◆ Stated goal ◆
Repeat the lines below exactly as they appear, but leave out the images.

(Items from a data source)
⟨
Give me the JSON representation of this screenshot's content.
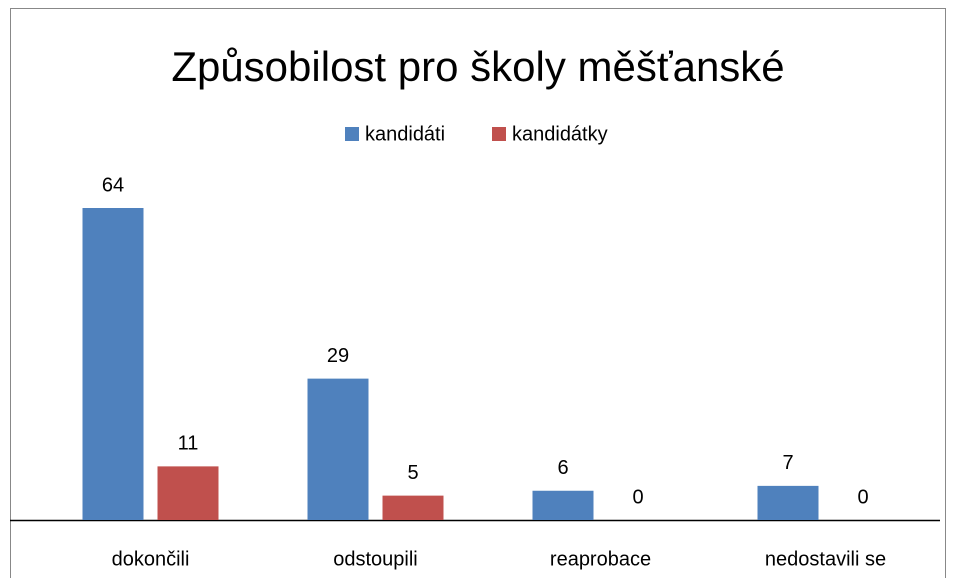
{
  "chart_data": {
    "type": "bar",
    "title": "Způsobilost pro školy měšťanské",
    "categories": [
      "dokončili",
      "odstoupili",
      "reaprobace",
      "nedostavili se"
    ],
    "series": [
      {
        "name": "kandidáti",
        "color": "#4f81bd",
        "values": [
          64,
          29,
          6,
          7
        ]
      },
      {
        "name": "kandidátky",
        "color": "#c0504d",
        "values": [
          11,
          5,
          0,
          0
        ]
      }
    ],
    "legend": "top"
  }
}
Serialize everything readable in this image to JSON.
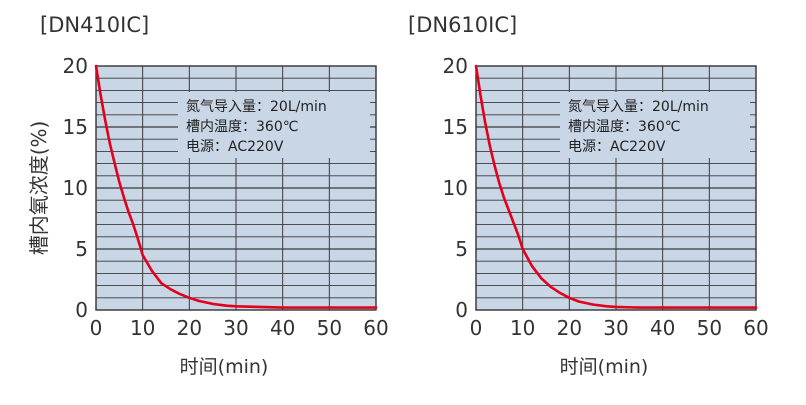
⟩
◆ Written response ◆
Give me the JSON representation of this screenshot's content.
{
  "chart_data": {
    "type": "bar",
    "title": "Způsobilost pro školy měšťanské",
    "categories": [
      "dokončili",
      "odstoupili",
      "reaprobace",
      "nedostavili se"
    ],
    "series": [
      {
        "name": "kandidáti",
        "color": "#4f81bd",
        "values": [
          64,
          29,
          6,
          7
        ]
      },
      {
        "name": "kandidátky",
        "color": "#c0504d",
        "values": [
          11,
          5,
          0,
          0
        ]
      }
    ],
    "legend": "top"
  }
}
Serialize everything readable in this image to JSON.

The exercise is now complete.